(begin)
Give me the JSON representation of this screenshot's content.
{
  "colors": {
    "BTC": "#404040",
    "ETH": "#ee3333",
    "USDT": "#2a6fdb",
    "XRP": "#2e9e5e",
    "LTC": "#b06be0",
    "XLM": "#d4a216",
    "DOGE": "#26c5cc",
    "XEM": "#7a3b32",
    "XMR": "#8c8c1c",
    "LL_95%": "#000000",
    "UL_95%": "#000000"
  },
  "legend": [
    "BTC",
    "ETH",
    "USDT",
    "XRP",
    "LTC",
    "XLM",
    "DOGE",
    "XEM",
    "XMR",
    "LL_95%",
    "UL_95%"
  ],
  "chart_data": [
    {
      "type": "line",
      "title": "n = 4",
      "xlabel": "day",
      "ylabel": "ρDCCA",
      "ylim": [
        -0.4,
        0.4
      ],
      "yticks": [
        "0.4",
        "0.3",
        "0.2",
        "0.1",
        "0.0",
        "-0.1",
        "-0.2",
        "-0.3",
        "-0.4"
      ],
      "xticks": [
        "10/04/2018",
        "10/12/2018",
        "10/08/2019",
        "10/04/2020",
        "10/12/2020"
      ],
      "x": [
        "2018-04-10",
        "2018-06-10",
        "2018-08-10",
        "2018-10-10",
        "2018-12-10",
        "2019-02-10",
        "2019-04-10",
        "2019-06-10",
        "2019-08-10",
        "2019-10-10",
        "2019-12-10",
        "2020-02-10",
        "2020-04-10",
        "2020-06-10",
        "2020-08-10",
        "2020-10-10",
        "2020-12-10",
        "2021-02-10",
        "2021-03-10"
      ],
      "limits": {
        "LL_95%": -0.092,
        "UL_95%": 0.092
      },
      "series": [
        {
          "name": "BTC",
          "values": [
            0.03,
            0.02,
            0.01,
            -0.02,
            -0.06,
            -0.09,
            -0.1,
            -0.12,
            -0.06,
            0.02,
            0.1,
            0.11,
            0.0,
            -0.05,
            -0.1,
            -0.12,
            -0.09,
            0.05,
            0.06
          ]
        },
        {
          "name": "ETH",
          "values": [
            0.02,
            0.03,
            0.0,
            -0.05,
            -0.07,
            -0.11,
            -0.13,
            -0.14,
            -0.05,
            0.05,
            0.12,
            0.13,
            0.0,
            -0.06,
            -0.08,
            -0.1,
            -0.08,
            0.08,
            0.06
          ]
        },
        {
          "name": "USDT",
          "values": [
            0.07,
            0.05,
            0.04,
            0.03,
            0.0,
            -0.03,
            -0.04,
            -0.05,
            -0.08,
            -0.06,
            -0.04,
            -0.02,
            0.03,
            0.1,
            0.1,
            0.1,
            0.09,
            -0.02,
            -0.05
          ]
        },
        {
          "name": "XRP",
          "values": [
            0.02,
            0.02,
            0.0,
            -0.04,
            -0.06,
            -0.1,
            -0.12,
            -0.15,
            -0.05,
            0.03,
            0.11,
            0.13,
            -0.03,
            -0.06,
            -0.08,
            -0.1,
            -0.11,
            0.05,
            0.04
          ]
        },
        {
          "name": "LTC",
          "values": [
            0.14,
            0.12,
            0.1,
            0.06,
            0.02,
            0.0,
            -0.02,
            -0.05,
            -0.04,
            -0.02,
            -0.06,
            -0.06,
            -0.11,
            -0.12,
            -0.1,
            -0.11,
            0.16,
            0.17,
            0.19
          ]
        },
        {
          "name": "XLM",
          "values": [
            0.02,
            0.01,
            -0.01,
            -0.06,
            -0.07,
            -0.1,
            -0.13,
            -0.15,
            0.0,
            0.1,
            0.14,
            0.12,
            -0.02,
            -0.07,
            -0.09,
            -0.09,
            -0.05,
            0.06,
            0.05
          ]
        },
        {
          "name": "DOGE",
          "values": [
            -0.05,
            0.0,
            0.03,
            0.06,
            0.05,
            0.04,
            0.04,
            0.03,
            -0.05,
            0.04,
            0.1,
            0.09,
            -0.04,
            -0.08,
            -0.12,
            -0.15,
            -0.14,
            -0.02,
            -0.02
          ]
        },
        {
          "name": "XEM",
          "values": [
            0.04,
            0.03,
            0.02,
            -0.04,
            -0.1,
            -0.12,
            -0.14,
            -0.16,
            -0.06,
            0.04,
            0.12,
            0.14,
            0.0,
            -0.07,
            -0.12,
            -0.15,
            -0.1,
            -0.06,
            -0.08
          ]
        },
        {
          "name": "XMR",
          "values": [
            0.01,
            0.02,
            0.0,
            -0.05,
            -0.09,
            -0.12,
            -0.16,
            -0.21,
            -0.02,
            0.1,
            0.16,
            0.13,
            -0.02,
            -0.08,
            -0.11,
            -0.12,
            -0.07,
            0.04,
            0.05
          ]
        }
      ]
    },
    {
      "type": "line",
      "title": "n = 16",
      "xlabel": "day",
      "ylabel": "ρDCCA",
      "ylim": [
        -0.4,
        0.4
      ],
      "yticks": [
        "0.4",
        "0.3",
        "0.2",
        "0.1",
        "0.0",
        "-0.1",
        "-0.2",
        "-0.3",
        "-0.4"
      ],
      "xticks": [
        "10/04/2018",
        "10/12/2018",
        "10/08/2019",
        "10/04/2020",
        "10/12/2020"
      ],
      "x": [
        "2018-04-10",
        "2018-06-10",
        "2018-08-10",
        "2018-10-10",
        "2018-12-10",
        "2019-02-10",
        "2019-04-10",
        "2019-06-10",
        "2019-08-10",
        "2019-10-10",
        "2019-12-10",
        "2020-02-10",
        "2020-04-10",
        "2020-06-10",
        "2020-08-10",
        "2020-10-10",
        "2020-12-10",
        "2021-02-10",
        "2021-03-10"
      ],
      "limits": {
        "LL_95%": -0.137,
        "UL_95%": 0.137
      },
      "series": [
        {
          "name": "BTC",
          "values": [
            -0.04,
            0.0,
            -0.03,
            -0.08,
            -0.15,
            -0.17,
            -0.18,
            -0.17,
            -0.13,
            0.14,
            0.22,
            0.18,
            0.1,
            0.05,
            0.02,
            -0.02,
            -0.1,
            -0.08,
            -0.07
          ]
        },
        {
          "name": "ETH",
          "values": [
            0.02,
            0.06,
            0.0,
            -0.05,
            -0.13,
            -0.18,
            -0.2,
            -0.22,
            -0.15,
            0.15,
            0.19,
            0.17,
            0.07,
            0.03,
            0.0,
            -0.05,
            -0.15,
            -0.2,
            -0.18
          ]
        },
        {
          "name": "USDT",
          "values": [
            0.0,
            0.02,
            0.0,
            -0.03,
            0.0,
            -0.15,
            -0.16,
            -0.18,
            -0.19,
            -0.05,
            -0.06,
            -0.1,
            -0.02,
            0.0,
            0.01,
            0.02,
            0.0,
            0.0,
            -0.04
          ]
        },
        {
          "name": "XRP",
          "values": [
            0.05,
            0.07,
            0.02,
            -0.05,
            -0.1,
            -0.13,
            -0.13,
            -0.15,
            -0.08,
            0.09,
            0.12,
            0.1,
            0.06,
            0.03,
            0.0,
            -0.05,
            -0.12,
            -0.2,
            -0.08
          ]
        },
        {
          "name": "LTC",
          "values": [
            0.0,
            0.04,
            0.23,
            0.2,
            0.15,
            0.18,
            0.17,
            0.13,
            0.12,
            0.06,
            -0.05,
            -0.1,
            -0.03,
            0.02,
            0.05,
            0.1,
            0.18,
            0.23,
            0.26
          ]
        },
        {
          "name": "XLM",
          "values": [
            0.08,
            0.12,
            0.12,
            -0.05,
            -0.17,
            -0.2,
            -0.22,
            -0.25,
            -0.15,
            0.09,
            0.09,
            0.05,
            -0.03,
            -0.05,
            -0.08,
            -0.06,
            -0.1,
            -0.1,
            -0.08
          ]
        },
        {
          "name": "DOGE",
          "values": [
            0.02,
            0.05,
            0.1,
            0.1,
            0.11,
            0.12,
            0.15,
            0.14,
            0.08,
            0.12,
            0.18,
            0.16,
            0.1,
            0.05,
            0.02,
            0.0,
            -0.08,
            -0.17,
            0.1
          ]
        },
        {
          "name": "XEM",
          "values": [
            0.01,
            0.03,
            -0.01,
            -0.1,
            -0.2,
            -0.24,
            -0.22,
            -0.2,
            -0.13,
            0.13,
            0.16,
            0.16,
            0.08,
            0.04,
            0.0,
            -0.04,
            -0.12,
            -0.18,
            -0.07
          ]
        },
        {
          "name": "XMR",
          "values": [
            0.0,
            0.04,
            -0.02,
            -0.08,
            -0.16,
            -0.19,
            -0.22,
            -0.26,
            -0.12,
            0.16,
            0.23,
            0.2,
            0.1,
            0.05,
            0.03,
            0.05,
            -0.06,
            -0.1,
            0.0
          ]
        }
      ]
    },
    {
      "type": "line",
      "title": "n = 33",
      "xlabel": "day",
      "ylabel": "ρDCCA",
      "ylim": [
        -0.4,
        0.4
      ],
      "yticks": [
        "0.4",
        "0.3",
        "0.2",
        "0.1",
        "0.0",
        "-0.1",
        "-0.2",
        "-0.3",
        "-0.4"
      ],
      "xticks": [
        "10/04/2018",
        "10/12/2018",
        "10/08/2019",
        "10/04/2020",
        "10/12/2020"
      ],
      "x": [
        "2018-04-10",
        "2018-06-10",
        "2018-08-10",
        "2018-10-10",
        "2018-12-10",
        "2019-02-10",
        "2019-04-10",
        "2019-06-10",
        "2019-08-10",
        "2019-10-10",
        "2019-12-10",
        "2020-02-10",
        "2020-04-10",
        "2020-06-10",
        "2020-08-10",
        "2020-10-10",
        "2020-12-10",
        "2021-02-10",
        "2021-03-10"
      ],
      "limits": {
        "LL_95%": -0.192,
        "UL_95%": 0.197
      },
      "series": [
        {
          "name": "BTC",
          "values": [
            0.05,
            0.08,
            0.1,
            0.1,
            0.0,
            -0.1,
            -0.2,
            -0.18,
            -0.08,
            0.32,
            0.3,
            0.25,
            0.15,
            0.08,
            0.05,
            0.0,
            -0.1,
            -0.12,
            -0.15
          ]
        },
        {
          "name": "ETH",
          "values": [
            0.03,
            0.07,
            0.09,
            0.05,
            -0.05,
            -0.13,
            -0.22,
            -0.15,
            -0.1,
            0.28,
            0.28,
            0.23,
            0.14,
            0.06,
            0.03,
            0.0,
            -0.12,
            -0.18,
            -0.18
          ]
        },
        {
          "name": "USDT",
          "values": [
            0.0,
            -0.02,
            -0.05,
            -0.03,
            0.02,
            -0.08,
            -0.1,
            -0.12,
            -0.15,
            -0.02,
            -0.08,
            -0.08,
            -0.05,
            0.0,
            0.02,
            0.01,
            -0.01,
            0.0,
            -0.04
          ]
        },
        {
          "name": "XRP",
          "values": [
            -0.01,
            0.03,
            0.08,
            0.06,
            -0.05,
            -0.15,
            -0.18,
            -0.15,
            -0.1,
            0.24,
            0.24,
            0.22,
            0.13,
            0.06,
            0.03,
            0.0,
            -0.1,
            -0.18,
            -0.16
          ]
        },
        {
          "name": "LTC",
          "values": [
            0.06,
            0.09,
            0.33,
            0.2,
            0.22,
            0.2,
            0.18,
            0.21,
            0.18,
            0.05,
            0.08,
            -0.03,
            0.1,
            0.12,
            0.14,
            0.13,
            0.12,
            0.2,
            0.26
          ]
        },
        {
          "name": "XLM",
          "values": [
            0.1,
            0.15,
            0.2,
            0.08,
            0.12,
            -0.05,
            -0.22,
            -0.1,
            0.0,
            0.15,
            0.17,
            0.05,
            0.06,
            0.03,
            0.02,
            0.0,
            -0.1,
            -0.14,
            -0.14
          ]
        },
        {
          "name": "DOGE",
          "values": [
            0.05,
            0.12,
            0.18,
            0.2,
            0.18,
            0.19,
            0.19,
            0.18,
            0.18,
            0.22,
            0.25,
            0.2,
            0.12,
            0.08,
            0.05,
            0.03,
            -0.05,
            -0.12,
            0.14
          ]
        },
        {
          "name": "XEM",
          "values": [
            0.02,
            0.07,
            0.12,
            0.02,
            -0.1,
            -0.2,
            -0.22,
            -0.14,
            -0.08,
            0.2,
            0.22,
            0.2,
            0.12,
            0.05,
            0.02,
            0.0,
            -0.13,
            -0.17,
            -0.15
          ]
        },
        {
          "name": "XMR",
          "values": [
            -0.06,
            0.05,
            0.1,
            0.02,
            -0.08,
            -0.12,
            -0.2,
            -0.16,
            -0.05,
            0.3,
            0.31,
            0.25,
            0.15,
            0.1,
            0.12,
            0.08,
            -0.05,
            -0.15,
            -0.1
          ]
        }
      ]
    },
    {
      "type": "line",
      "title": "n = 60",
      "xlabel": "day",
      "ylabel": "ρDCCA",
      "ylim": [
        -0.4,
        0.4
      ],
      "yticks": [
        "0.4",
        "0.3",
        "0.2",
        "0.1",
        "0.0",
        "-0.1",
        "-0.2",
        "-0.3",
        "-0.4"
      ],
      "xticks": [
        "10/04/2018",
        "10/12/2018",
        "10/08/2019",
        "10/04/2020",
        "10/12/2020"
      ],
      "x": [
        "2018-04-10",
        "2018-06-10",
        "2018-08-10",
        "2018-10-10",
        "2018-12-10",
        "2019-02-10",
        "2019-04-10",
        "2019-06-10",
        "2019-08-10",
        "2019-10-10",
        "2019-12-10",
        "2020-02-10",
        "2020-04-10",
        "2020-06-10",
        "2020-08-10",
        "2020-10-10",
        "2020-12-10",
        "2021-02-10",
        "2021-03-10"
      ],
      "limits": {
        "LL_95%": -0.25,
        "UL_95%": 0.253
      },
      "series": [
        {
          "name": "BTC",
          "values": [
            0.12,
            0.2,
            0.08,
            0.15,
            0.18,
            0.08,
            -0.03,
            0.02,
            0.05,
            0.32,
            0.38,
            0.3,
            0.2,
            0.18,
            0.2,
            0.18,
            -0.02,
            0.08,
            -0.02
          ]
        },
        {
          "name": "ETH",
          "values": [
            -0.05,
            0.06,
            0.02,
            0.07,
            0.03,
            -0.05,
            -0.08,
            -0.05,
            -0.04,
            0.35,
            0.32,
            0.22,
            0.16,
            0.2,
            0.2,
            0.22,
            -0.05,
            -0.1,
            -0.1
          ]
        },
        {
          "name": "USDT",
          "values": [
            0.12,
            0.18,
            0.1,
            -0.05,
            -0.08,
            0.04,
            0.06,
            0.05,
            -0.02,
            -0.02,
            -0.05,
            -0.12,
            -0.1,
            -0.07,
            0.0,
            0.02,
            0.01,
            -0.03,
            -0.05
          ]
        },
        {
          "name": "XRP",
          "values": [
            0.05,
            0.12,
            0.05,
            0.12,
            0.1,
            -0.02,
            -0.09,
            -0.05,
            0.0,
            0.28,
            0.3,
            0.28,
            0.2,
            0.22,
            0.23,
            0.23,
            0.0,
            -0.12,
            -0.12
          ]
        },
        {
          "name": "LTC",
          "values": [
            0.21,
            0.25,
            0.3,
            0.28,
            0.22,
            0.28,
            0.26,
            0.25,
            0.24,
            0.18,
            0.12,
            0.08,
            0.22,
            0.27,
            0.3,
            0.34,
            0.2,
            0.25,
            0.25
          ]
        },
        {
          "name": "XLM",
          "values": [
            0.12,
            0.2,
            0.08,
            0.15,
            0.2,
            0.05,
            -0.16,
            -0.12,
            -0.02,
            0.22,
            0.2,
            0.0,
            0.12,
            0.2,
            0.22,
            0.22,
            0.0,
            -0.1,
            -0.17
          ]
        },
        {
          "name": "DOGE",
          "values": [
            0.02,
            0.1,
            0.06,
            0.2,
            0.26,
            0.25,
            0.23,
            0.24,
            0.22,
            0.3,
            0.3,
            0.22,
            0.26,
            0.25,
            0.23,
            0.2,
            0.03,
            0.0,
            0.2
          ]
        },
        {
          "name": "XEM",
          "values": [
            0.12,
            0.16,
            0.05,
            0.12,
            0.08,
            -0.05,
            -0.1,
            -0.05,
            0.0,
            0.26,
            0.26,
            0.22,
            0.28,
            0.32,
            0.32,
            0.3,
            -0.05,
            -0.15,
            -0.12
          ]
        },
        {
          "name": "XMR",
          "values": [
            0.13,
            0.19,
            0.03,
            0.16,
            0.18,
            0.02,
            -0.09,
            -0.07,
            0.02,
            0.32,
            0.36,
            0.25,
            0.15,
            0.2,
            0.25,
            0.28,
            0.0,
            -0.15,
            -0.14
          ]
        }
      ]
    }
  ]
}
(end)
> **What you are asked to do**:
Show all lines from the records above where the word "title" occurs.

> **Response**:
      "title": "n = 4",
      "title": "n = 16",
      "title": "n = 33",
      "title": "n = 60",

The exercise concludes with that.